___ Extracted entries ___
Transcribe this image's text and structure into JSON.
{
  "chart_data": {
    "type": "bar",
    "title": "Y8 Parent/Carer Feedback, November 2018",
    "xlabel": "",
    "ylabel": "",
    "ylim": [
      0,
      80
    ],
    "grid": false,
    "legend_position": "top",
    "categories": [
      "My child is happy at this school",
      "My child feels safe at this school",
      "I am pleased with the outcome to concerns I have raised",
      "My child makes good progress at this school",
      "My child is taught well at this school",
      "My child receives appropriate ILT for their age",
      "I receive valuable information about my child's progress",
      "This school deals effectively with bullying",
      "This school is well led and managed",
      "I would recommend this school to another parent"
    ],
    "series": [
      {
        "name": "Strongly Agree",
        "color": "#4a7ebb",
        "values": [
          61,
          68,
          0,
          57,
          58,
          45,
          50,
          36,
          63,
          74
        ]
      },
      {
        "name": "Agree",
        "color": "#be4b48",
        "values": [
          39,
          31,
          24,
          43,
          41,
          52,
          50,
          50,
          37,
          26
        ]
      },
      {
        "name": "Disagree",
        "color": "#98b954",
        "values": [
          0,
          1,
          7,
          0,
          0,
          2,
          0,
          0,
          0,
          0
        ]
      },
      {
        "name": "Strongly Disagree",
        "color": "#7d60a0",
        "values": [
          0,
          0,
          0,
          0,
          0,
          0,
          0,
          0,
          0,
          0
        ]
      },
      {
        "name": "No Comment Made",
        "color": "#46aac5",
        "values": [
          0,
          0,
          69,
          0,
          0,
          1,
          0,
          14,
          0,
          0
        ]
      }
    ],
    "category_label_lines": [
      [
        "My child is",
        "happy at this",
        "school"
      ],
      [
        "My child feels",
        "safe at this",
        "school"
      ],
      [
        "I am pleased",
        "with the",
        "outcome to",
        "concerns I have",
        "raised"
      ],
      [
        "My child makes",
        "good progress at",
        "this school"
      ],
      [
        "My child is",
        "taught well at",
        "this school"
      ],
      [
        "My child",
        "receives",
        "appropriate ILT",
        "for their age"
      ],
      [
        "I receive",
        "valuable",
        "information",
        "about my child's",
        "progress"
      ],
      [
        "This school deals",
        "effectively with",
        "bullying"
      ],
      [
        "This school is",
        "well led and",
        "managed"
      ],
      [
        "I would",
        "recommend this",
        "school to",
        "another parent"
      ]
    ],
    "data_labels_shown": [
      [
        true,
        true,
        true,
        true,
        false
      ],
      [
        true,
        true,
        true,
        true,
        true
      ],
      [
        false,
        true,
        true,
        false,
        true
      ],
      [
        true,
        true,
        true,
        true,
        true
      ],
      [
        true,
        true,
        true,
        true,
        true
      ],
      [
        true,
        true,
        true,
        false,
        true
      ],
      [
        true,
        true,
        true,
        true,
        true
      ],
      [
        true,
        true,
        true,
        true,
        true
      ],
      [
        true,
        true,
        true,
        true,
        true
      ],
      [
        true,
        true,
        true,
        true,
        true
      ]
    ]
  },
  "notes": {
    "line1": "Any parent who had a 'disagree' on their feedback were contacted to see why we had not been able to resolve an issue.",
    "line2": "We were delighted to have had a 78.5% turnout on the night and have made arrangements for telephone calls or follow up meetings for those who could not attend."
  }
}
___
All of the entries above need to be reproduced exactly.

• **Finished exercise**:
Transcribe this image's text and structure into JSON.
{
  "chart_data": {
    "type": "bar",
    "title": "Y8 Parent/Carer Feedback, November 2018",
    "xlabel": "",
    "ylabel": "",
    "ylim": [
      0,
      80
    ],
    "grid": false,
    "legend_position": "top",
    "categories": [
      "My child is happy at this school",
      "My child feels safe at this school",
      "I am pleased with the outcome to concerns I have raised",
      "My child makes good progress at this school",
      "My child is taught well at this school",
      "My child receives appropriate ILT for their age",
      "I receive valuable information about my child's progress",
      "This school deals effectively with bullying",
      "This school is well led and managed",
      "I would recommend this school to another parent"
    ],
    "series": [
      {
        "name": "Strongly Agree",
        "color": "#4a7ebb",
        "values": [
          61,
          68,
          0,
          57,
          58,
          45,
          50,
          36,
          63,
          74
        ]
      },
      {
        "name": "Agree",
        "color": "#be4b48",
        "values": [
          39,
          31,
          24,
          43,
          41,
          52,
          50,
          50,
          37,
          26
        ]
      },
      {
        "name": "Disagree",
        "color": "#98b954",
        "values": [
          0,
          1,
          7,
          0,
          0,
          2,
          0,
          0,
          0,
          0
        ]
      },
      {
        "name": "Strongly Disagree",
        "color": "#7d60a0",
        "values": [
          0,
          0,
          0,
          0,
          0,
          0,
          0,
          0,
          0,
          0
        ]
      },
      {
        "name": "No Comment Made",
        "color": "#46aac5",
        "values": [
          0,
          0,
          69,
          0,
          0,
          1,
          0,
          14,
          0,
          0
        ]
      }
    ],
    "category_label_lines": [
      [
        "My child is",
        "happy at this",
        "school"
      ],
      [
        "My child feels",
        "safe at this",
        "school"
      ],
      [
        "I am pleased",
        "with the",
        "outcome to",
        "concerns I have",
        "raised"
      ],
      [
        "My child makes",
        "good progress at",
        "this school"
      ],
      [
        "My child is",
        "taught well at",
        "this school"
      ],
      [
        "My child",
        "receives",
        "appropriate ILT",
        "for their age"
      ],
      [
        "I receive",
        "valuable",
        "information",
        "about my child's",
        "progress"
      ],
      [
        "This school deals",
        "effectively with",
        "bullying"
      ],
      [
        "This school is",
        "well led and",
        "managed"
      ],
      [
        "I would",
        "recommend this",
        "school to",
        "another parent"
      ]
    ],
    "data_labels_shown": [
      [
        true,
        true,
        true,
        true,
        false
      ],
      [
        true,
        true,
        true,
        true,
        true
      ],
      [
        false,
        true,
        true,
        false,
        true
      ],
      [
        true,
        true,
        true,
        true,
        true
      ],
      [
        true,
        true,
        true,
        true,
        true
      ],
      [
        true,
        true,
        true,
        false,
        true
      ],
      [
        true,
        true,
        true,
        true,
        true
      ],
      [
        true,
        true,
        true,
        true,
        true
      ],
      [
        true,
        true,
        true,
        true,
        true
      ],
      [
        true,
        true,
        true,
        true,
        true
      ]
    ]
  },
  "notes": {
    "line1": "Any parent who had a 'disagree' on their feedback were contacted to see why we had not been able to resolve an issue.",
    "line2": "We were delighted to have had a 78.5% turnout on the night and have made arrangements for telephone calls or follow up meetings for those who could not attend."
  }
}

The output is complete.